_EXERCISE BRIEF_:
State how many lines in the records hold the word "placeholder", giving the number and no other text.

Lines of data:

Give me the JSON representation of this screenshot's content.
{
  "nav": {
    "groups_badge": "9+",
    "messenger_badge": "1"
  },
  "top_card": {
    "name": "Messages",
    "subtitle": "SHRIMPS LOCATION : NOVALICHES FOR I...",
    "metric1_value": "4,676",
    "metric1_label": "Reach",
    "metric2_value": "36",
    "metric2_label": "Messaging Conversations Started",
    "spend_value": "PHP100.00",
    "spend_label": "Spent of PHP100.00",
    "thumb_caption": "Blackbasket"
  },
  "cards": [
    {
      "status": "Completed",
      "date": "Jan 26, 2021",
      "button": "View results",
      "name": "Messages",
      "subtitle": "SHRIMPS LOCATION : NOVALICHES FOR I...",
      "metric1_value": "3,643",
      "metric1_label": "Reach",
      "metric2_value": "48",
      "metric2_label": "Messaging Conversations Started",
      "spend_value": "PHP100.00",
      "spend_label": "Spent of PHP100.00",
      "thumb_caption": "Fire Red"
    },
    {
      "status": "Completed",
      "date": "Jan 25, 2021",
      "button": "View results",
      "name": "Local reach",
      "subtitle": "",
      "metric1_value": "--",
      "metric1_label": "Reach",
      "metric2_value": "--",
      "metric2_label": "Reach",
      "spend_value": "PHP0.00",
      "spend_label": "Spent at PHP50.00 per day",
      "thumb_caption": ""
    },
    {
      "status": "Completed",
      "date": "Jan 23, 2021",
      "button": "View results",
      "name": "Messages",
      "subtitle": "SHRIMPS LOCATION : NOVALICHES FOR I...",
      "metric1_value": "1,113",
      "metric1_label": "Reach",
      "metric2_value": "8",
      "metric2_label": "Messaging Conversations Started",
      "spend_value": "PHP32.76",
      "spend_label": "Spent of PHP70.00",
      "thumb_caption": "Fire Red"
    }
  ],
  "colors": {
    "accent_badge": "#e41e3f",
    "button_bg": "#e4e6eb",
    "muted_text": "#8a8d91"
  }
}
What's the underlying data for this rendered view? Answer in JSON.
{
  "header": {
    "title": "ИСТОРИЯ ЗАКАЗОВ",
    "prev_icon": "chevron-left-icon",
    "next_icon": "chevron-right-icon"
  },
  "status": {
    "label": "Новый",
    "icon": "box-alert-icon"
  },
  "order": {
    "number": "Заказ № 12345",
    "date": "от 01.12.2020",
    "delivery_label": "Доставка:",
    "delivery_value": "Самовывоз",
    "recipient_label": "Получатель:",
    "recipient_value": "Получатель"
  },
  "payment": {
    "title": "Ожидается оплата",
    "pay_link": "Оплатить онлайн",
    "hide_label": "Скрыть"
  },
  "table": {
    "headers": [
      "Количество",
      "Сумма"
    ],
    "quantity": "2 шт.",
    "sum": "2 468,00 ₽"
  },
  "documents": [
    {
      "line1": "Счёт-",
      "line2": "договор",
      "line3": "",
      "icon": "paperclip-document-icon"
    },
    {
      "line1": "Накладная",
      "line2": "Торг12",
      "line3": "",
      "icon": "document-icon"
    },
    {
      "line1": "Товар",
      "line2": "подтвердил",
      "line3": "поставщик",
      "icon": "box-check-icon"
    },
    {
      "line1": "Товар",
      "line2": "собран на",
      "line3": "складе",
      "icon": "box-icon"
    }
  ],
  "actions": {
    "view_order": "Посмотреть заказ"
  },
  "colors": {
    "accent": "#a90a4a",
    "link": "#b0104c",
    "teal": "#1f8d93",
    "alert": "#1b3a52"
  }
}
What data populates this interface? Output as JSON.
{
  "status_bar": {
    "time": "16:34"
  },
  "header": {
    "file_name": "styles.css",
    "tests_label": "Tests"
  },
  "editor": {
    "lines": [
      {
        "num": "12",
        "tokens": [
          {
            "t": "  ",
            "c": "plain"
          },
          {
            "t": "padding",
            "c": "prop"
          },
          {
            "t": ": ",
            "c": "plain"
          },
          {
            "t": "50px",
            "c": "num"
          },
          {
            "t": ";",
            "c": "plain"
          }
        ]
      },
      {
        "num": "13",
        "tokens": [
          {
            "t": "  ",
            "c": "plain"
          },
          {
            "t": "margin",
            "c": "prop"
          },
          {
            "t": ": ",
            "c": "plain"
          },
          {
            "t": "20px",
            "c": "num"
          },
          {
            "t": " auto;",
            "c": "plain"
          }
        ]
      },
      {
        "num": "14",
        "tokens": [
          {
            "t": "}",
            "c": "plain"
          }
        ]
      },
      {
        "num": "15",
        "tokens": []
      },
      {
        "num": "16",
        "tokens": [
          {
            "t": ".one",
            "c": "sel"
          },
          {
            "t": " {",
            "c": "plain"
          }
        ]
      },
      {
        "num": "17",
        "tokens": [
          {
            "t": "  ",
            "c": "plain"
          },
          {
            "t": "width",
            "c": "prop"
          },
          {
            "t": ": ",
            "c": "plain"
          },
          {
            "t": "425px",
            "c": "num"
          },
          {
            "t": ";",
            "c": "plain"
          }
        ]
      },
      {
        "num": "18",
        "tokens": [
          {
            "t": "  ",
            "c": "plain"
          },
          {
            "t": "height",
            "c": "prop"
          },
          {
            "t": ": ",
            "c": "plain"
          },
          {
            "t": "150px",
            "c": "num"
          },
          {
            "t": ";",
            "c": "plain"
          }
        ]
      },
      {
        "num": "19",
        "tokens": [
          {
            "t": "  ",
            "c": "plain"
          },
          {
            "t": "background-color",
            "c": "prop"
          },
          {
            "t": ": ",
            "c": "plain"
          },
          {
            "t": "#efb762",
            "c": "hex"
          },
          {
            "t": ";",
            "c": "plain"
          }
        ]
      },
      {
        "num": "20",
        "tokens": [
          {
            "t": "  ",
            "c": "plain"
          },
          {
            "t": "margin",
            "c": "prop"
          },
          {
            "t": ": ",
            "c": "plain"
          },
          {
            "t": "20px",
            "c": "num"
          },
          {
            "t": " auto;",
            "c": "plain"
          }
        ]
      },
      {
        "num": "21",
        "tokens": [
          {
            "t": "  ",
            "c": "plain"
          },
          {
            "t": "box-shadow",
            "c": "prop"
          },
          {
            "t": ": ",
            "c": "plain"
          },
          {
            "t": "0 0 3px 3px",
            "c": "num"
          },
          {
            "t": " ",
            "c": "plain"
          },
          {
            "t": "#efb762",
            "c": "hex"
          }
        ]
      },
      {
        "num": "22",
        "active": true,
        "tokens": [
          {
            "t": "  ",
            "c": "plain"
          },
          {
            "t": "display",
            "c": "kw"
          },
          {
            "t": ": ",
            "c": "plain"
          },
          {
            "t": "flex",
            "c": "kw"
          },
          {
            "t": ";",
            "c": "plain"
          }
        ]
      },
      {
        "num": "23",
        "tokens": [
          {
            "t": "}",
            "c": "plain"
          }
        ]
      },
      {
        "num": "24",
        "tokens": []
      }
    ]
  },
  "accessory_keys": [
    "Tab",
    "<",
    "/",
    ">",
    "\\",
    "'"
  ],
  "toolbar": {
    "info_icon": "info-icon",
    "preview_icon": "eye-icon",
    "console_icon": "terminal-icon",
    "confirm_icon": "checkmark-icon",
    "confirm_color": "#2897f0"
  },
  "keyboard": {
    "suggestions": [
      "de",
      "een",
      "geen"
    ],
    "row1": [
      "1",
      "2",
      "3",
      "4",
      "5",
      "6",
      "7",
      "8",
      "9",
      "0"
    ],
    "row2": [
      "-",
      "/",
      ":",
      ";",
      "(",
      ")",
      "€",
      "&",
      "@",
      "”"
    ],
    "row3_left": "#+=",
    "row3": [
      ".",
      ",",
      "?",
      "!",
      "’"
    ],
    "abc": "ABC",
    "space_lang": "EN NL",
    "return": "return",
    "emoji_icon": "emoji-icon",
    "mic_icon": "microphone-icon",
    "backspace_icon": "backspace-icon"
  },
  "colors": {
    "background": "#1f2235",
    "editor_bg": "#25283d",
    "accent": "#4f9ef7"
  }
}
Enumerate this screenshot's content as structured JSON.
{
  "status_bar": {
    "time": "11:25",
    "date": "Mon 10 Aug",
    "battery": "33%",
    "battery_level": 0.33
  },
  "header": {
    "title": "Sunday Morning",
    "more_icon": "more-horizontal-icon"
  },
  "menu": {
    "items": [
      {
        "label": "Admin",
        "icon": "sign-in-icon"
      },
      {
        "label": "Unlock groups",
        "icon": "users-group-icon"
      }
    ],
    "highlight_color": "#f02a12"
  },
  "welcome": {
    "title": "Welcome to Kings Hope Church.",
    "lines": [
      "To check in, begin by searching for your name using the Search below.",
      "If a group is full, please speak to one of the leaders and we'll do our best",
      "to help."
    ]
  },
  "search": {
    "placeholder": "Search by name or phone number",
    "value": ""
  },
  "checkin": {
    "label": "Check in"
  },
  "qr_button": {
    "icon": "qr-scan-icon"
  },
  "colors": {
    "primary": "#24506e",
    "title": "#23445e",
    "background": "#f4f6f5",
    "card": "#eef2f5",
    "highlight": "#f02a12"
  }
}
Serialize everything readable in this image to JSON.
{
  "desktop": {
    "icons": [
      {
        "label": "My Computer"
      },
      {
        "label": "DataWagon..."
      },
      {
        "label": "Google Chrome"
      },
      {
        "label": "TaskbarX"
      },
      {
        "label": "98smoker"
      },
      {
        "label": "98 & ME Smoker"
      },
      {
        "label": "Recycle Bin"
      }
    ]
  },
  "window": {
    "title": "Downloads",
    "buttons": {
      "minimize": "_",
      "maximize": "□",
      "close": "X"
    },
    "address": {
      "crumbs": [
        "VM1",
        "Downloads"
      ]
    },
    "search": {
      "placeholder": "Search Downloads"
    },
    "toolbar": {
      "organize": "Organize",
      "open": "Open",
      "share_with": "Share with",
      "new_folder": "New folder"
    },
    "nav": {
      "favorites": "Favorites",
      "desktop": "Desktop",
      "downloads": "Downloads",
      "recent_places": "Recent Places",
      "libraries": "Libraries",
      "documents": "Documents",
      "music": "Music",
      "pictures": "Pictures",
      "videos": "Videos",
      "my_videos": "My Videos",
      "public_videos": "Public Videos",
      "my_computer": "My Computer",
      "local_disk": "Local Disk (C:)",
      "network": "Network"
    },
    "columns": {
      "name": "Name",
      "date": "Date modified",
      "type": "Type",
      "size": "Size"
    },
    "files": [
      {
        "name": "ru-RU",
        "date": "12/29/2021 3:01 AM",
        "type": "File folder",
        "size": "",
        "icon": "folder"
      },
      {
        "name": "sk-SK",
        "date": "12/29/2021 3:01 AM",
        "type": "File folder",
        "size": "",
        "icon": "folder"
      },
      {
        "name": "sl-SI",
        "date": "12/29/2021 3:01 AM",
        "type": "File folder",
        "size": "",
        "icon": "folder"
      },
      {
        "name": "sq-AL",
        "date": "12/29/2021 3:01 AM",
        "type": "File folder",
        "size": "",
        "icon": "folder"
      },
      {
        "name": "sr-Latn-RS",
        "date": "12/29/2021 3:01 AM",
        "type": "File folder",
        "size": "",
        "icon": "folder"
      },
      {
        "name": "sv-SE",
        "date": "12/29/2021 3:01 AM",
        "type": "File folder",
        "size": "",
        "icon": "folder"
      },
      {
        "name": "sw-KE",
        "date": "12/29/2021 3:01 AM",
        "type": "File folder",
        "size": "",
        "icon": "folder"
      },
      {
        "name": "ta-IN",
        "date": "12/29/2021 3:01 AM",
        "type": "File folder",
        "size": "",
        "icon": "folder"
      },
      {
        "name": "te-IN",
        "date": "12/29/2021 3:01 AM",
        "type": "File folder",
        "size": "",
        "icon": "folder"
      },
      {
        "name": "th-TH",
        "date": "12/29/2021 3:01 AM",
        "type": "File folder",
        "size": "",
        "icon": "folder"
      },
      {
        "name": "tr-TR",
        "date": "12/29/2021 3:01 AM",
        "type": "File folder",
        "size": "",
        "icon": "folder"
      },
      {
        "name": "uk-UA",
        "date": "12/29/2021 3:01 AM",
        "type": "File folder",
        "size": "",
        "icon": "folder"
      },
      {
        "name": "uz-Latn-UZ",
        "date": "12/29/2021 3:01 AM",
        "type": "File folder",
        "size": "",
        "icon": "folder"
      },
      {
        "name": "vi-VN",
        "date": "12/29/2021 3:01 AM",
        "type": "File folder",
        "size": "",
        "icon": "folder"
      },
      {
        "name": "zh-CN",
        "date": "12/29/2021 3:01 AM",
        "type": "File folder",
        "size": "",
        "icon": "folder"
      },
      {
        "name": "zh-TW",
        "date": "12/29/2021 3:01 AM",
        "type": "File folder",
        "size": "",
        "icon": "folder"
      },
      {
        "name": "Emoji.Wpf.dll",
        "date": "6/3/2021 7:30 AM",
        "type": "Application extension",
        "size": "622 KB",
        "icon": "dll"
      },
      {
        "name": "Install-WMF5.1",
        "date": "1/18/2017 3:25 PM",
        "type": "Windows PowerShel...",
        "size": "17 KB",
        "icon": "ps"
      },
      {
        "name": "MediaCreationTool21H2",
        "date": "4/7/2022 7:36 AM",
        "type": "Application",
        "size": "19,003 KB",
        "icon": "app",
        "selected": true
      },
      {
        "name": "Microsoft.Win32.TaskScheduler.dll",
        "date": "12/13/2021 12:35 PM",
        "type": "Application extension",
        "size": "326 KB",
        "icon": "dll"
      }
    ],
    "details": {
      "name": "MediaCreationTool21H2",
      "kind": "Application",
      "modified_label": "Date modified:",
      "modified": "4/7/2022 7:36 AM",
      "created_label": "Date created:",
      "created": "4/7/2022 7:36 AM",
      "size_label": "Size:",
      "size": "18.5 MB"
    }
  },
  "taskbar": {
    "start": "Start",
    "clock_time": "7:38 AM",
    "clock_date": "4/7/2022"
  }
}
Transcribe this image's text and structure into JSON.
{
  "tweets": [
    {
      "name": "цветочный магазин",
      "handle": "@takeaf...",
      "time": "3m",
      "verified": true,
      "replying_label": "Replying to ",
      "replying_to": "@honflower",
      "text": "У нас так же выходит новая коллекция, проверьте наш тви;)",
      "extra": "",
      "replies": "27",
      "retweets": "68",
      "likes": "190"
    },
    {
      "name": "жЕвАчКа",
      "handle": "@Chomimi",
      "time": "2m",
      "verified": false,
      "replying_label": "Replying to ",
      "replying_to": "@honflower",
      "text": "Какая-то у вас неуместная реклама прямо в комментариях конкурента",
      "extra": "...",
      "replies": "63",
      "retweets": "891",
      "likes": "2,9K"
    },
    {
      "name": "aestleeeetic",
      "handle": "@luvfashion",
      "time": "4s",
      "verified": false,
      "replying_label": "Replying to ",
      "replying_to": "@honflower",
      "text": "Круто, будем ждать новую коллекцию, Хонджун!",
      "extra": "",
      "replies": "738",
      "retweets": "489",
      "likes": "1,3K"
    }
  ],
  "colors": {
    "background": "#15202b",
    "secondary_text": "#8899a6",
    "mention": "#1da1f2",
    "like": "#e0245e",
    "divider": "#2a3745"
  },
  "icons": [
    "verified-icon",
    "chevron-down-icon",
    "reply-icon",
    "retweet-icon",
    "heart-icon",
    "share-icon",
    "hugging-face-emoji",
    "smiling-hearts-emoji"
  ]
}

_THE RESPONSE_:
2